• [Written task]: Pick out the lines containing "муниципальных".

☆ ☆ ☆ ☆ ☆ ☆ ☆

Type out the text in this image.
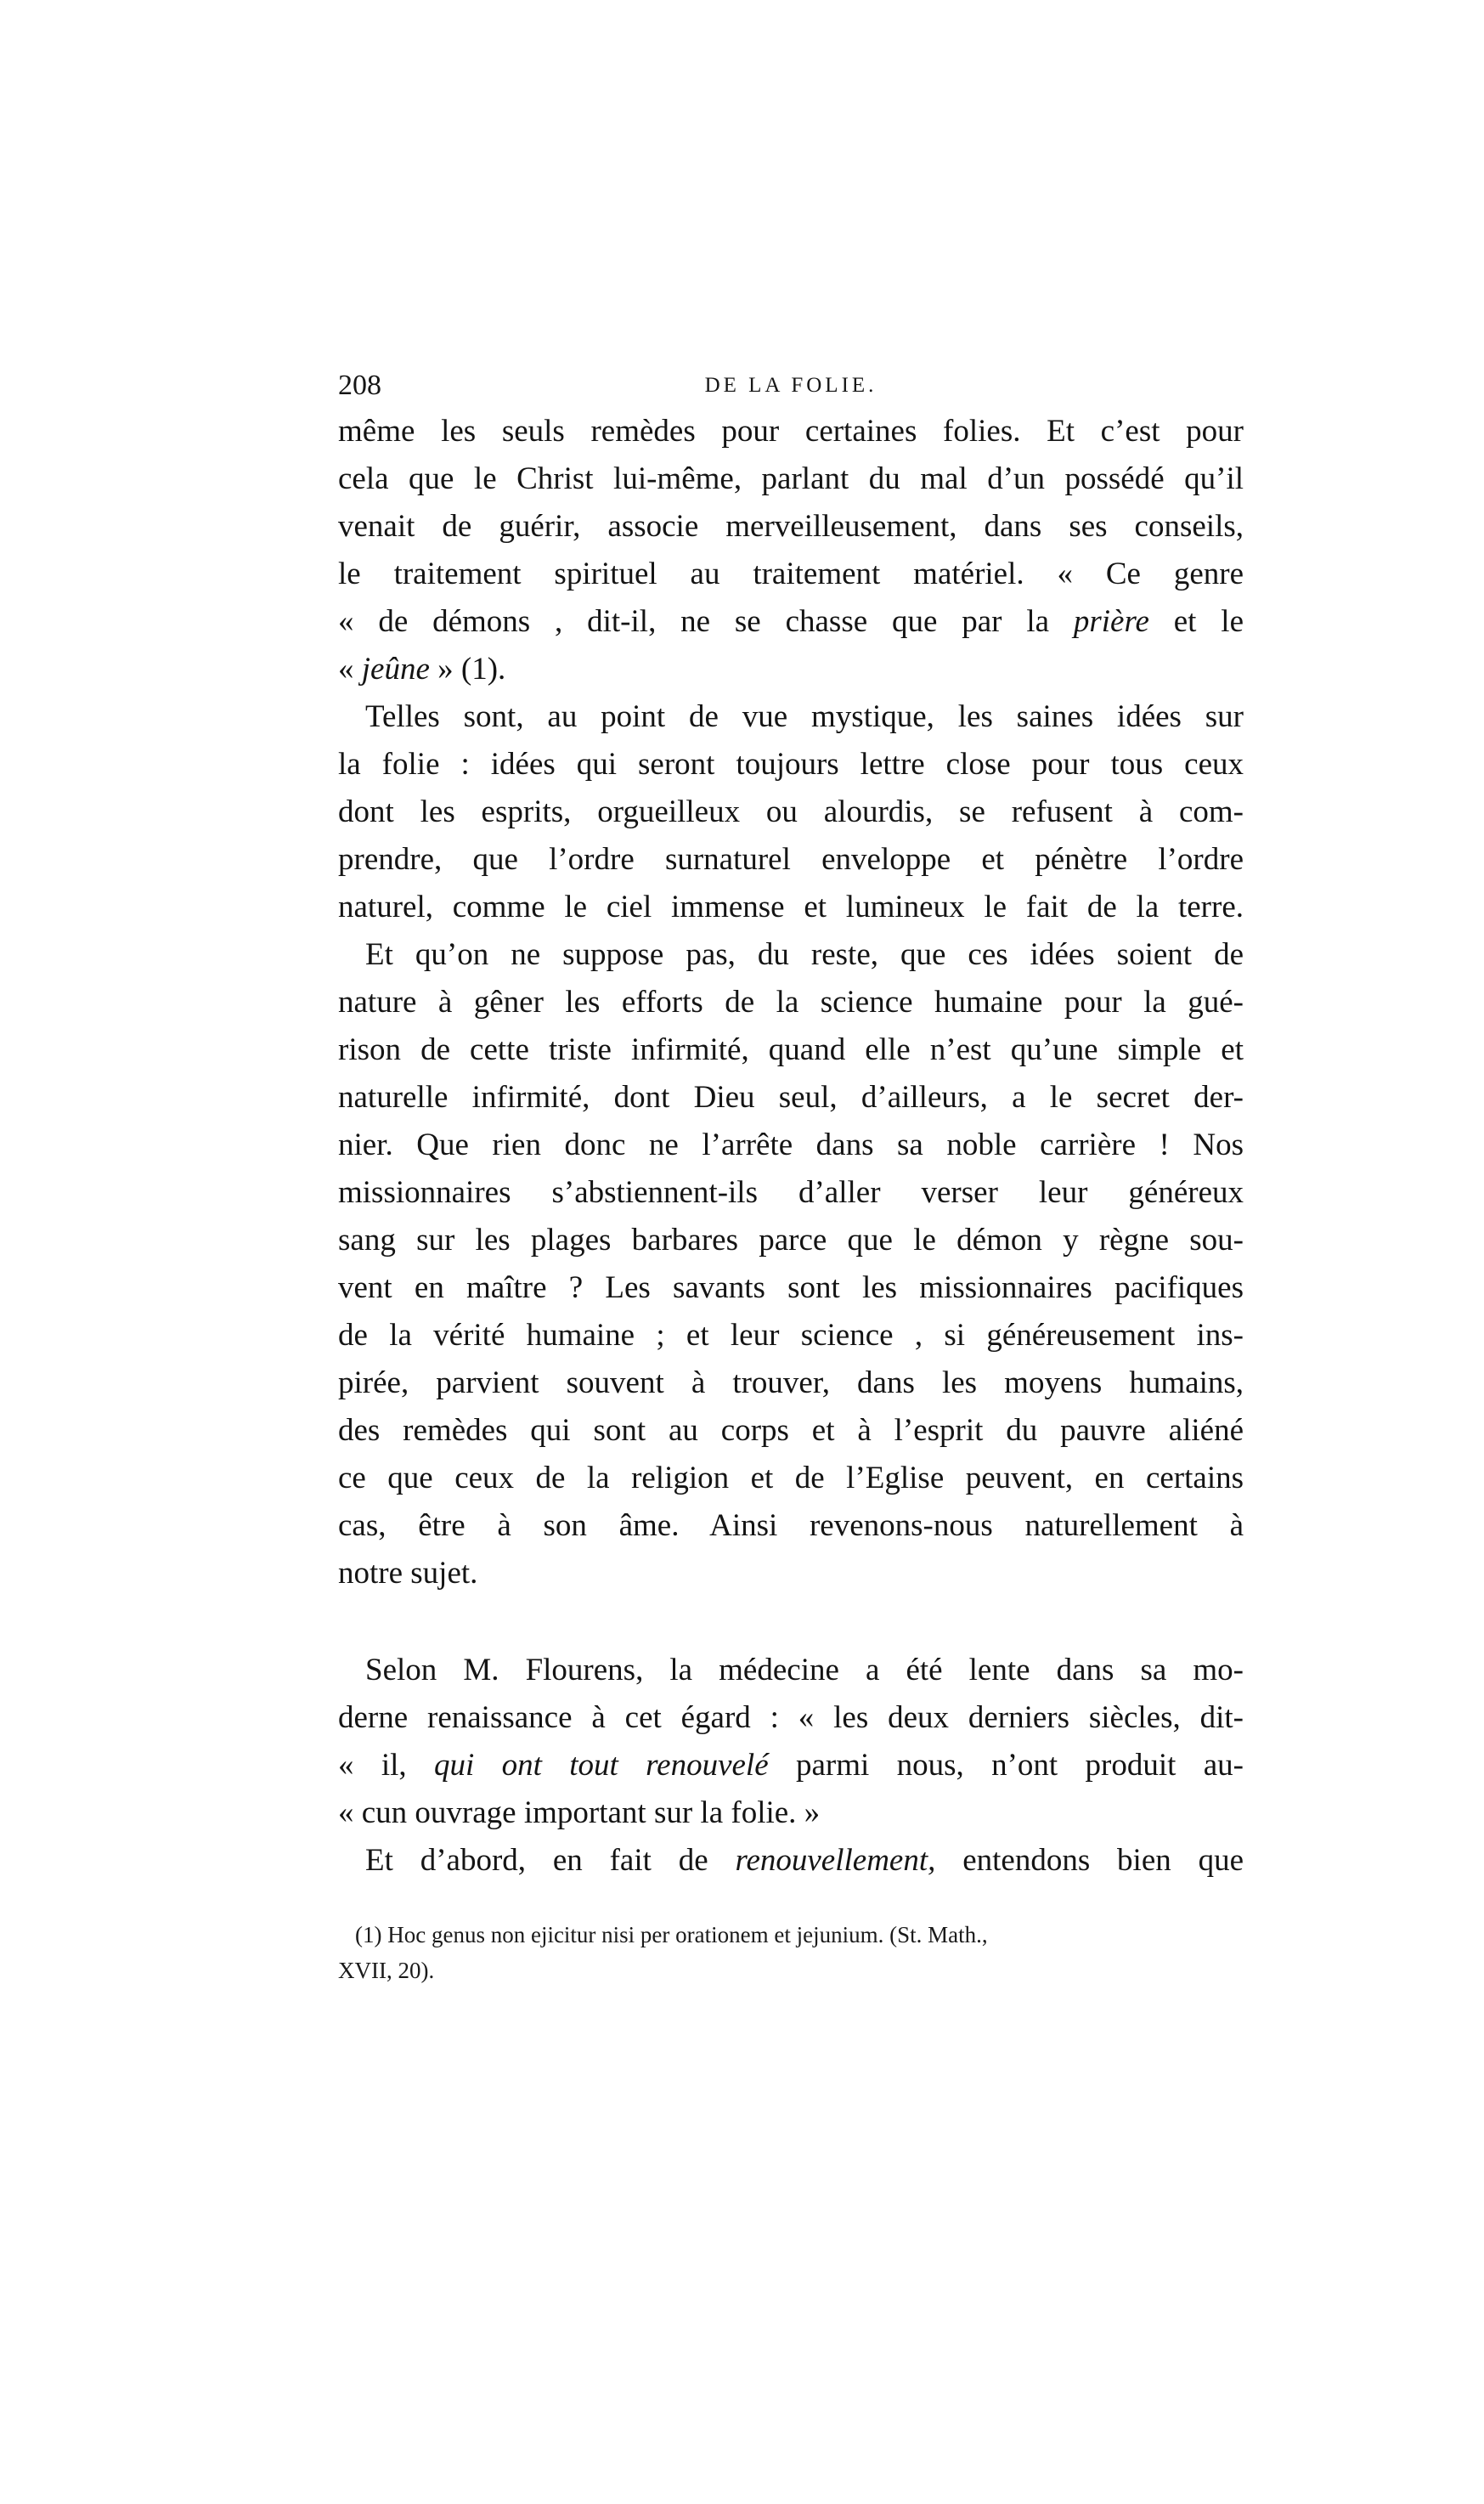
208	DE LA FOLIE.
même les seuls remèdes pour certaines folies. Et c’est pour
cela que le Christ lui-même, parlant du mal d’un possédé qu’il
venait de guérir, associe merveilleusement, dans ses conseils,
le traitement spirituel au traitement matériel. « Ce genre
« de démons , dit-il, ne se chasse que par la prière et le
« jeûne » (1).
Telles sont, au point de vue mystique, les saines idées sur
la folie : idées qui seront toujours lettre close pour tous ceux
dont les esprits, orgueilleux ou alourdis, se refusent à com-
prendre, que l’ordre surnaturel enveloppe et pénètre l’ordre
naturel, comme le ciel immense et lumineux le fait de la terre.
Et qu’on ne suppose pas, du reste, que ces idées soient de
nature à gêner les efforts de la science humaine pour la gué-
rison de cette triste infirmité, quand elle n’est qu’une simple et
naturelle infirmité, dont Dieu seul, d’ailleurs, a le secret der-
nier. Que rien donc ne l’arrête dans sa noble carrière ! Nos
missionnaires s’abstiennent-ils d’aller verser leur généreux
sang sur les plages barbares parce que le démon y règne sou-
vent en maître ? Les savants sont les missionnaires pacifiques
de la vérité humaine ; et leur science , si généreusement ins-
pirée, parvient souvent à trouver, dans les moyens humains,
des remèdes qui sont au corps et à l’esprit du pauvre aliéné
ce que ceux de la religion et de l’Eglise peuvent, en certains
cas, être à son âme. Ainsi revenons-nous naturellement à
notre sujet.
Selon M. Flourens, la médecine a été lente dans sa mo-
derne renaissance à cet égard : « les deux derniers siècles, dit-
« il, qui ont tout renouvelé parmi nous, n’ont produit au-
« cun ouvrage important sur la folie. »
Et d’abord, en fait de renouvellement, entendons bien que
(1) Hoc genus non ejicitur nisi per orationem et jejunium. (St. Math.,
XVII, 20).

☆ ☆ ☆ ☆ ☆ ☆ ☆

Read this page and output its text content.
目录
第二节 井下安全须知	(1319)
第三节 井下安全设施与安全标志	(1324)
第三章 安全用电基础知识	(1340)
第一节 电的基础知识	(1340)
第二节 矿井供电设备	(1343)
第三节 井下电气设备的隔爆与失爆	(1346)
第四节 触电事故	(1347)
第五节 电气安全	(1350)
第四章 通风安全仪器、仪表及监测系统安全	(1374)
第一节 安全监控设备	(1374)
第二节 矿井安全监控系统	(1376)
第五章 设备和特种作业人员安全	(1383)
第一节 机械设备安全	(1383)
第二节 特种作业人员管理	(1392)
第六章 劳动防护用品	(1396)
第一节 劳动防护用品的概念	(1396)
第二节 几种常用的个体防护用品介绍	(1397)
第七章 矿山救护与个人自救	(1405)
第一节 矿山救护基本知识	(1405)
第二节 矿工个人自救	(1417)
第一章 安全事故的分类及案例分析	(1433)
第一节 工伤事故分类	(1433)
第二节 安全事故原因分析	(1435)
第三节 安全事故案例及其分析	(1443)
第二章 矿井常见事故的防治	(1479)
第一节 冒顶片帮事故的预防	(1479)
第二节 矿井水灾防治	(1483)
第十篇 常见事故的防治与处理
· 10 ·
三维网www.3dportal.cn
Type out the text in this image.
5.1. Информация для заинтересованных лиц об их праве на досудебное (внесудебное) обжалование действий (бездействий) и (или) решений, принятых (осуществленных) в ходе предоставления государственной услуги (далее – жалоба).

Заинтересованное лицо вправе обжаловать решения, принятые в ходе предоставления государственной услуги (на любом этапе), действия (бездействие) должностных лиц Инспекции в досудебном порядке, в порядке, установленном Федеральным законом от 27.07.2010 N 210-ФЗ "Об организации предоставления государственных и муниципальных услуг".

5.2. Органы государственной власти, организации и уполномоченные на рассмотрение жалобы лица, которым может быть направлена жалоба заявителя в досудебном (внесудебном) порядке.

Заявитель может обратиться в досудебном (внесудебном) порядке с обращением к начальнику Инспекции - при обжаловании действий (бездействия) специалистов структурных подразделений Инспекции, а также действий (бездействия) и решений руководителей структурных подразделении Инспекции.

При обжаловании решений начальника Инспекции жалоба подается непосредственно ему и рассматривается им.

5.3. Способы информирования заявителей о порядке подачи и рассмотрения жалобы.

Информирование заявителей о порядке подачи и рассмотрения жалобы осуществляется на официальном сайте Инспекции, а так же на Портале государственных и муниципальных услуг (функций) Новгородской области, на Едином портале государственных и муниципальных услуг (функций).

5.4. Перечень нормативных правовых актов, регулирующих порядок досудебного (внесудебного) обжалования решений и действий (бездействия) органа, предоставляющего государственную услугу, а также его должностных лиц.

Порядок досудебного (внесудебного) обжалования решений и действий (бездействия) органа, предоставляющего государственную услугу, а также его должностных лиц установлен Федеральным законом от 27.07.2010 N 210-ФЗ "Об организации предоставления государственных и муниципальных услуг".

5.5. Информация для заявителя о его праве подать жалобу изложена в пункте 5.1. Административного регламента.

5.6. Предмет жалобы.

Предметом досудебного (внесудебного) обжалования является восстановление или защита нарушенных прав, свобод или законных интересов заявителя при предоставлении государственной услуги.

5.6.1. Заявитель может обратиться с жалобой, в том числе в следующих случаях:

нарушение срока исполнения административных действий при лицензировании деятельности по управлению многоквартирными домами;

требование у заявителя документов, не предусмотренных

☆ ☆ ☆ ☆ ☆ ☆ ☆

• [Final result]:
Заинтересованное лицо вправе обжаловать решения, принятые в ходе предоставления государственной услуги (на любом этапе), действия (бездействие) должностных лиц Инспекции в досудебном порядке, в порядке, установленном Федеральным законом от 27.07.2010 N 210-ФЗ "Об организации предоставления государственных и муниципальных услуг".
Информирование заявителей о порядке подачи и рассмотрения жалобы осуществляется на официальном сайте Инспекции, а так же на Портале государственных и муниципальных услуг (функций) Новгородской области, на Едином портале государственных и муниципальных услуг (функций).
Порядок досудебного (внесудебного) обжалования решений и действий (бездействия) органа, предоставляющего государственную услугу, а также его должностных лиц установлен Федеральным законом от 27.07.2010 N 210-ФЗ "Об организации предоставления государственных и муниципальных услуг".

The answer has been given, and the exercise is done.